>> Begin Record excerpts

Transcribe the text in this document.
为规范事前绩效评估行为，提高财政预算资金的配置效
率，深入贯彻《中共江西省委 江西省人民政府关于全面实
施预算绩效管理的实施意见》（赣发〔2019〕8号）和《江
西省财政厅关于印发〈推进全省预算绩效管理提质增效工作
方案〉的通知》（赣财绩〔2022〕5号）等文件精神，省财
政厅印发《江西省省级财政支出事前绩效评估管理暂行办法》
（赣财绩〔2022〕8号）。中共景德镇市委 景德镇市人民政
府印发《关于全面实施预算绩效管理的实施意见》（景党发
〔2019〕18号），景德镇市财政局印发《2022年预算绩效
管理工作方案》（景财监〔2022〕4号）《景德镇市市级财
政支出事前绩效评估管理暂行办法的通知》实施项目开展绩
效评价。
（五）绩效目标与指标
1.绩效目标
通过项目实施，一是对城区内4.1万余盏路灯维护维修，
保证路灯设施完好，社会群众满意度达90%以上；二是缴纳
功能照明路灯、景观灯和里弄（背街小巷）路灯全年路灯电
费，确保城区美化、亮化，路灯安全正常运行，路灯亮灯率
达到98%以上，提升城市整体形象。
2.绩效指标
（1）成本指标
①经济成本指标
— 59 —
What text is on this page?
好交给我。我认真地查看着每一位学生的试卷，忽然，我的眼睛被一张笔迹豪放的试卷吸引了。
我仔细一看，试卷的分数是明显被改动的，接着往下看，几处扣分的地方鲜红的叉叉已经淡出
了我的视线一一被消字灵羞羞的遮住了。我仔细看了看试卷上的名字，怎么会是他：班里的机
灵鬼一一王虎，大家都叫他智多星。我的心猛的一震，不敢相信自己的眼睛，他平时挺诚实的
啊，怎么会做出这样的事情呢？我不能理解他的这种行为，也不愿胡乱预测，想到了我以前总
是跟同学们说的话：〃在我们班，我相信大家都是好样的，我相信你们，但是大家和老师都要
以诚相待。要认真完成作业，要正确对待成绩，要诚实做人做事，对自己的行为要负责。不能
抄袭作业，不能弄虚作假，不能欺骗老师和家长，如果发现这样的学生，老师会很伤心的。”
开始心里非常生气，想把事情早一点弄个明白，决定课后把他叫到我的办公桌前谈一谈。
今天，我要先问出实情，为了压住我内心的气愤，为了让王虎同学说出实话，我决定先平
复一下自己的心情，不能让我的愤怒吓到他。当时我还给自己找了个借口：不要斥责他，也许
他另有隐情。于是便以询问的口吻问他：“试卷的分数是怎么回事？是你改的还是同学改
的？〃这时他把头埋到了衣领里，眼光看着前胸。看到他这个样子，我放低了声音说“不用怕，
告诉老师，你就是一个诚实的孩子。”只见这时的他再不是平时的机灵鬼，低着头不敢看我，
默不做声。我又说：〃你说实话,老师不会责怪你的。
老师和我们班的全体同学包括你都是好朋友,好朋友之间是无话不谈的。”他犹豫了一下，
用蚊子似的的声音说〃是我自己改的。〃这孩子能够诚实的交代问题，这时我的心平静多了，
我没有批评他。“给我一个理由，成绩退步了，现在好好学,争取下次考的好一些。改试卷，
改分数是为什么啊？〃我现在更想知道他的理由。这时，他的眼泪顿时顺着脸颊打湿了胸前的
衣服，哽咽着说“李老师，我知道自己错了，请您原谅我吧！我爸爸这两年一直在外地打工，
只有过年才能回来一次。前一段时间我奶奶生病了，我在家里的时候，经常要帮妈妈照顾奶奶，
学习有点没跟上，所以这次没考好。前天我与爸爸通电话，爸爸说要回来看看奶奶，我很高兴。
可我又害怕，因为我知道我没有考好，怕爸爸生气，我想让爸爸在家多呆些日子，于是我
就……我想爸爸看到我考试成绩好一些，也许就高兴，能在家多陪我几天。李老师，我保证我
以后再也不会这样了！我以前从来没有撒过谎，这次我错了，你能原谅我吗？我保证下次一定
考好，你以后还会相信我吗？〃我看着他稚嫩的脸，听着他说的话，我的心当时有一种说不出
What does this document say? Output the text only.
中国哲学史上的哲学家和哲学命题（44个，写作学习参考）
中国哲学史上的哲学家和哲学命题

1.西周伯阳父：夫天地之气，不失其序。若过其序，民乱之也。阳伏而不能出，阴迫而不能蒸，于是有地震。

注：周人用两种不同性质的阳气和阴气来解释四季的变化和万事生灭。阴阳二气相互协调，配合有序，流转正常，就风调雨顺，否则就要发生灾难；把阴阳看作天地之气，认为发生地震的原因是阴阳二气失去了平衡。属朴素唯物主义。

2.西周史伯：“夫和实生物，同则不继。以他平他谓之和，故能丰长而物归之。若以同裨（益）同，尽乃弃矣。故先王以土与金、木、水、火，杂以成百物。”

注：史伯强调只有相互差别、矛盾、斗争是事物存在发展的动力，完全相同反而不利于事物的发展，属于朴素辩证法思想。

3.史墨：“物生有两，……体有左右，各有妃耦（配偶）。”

>> End Record excerpts

• **Set exercise**:
Where a line above includes "What", copy that line.

• **Right answer**:
What text is on this page?
What does this document say? Output the text only.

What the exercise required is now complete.